■ What you should do
Return the count of lines with the string "this" in them, and nothing else.

■ Listed entries

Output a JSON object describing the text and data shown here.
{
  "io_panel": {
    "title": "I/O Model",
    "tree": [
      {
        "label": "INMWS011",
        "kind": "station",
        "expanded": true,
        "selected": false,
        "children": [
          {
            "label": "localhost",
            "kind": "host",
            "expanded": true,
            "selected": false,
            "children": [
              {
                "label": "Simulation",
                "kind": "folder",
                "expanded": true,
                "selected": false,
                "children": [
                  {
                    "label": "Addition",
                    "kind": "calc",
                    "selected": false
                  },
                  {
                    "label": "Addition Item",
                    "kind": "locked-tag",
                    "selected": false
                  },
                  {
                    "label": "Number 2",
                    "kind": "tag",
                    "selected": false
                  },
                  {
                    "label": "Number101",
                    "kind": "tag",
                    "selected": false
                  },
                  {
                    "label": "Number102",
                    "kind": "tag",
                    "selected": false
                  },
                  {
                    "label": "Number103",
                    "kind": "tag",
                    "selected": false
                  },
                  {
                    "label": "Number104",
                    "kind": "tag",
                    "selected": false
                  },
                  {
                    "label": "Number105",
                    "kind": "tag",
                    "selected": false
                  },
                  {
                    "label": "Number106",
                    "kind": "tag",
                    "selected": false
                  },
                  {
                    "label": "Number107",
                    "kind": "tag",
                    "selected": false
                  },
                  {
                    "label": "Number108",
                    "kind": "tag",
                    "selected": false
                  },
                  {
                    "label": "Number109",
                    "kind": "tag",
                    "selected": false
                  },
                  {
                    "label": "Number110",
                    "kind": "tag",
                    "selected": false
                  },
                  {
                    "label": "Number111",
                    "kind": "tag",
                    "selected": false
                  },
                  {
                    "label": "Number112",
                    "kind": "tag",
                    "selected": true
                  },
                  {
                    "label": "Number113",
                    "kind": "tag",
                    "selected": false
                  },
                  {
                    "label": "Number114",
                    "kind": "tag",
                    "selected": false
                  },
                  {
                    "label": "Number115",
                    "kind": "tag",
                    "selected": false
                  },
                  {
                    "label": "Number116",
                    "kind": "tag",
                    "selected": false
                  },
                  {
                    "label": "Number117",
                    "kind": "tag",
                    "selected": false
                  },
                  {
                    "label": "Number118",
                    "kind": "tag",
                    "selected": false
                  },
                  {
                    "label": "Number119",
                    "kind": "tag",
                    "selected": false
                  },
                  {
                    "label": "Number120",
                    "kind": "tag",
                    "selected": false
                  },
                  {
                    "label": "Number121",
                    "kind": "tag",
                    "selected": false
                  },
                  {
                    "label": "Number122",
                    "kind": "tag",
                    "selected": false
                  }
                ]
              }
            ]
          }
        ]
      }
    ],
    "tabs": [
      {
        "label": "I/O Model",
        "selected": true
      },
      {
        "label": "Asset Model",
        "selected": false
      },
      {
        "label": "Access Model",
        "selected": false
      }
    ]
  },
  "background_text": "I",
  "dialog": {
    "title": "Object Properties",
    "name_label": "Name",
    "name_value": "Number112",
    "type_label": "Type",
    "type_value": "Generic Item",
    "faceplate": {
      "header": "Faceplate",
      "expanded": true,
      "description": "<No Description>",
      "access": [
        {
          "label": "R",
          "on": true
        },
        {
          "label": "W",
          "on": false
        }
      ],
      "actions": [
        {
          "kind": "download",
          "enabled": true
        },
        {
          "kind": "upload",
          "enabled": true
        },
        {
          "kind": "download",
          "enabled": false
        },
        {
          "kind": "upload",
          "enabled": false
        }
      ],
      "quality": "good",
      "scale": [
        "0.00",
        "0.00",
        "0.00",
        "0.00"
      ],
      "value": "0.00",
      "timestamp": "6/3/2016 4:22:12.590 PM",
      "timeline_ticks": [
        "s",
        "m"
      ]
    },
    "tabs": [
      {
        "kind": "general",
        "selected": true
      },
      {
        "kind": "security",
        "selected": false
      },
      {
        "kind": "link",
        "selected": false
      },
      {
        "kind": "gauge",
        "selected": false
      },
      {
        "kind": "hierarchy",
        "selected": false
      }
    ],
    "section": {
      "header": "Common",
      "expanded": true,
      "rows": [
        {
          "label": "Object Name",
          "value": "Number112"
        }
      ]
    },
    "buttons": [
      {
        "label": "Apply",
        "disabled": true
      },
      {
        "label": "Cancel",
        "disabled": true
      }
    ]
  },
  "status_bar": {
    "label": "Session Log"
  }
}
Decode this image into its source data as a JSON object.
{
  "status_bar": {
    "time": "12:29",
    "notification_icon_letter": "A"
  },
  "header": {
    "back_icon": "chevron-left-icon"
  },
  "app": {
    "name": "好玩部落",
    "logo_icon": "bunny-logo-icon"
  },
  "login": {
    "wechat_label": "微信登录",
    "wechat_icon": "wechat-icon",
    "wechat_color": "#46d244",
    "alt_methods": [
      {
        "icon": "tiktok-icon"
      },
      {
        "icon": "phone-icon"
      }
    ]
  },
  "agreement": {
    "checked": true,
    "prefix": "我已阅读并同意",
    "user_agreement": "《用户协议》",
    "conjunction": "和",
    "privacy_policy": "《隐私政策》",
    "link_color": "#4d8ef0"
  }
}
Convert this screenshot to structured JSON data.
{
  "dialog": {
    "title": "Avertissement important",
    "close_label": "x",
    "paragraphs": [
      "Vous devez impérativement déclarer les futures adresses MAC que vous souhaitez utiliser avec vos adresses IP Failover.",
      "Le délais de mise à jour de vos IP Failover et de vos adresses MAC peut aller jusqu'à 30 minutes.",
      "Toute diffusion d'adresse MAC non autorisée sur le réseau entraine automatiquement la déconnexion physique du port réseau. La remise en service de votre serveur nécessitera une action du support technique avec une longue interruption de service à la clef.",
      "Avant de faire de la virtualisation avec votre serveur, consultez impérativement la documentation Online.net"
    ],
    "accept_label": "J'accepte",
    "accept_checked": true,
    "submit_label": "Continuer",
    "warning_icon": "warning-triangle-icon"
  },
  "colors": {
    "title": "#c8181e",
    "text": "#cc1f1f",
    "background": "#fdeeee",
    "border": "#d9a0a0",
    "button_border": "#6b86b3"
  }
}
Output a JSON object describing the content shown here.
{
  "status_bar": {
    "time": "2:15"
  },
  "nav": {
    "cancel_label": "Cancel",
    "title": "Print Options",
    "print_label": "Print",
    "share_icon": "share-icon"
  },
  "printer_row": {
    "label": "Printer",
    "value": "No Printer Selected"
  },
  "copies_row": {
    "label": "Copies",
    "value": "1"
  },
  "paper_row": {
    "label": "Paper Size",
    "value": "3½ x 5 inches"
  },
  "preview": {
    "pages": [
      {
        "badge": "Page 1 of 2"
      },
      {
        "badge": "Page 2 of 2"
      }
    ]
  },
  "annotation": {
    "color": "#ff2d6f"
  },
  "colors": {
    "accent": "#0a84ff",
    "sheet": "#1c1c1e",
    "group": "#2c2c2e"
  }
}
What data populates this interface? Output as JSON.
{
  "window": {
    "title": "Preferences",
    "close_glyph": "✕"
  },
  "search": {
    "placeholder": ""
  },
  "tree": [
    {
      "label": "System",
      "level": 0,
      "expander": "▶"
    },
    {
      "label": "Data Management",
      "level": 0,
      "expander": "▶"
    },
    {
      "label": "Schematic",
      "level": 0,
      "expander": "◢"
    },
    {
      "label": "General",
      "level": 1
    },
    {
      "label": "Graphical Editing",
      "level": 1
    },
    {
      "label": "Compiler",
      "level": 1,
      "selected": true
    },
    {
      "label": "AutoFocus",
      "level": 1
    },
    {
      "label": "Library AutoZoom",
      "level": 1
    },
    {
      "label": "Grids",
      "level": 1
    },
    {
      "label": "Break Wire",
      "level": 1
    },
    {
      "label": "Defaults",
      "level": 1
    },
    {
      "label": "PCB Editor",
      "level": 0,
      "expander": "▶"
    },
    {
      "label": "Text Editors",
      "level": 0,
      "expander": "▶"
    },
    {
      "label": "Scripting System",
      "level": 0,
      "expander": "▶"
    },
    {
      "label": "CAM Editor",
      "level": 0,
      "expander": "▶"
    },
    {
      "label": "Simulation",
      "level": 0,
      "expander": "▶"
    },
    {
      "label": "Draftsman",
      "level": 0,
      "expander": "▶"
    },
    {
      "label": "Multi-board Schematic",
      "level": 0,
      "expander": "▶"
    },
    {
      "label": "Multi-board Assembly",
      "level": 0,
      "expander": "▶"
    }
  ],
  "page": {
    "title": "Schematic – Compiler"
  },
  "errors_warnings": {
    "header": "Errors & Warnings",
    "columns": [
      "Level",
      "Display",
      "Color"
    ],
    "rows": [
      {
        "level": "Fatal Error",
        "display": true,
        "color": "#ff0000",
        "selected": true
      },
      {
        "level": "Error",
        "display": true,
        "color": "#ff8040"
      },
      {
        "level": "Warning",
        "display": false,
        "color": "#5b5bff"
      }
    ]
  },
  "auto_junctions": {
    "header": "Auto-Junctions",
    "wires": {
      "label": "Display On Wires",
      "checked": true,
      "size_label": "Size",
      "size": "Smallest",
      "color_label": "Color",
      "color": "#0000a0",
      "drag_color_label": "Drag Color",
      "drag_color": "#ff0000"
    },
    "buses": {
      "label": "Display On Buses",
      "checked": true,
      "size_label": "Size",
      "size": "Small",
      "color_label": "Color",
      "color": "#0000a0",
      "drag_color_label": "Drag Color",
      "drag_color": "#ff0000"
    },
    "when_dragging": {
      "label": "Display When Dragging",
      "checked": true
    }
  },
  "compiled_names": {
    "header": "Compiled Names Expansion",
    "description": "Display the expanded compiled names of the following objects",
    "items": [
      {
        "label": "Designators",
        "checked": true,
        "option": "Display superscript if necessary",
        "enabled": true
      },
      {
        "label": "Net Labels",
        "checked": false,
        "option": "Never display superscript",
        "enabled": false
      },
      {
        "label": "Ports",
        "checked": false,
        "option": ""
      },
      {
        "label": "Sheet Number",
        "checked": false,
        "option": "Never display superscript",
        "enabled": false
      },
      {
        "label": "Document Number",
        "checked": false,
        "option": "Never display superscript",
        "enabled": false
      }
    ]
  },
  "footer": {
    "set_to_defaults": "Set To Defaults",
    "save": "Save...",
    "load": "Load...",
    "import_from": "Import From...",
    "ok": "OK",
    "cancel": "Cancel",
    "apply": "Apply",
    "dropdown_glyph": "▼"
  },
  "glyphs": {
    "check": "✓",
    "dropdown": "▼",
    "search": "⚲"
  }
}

■ Full solution
3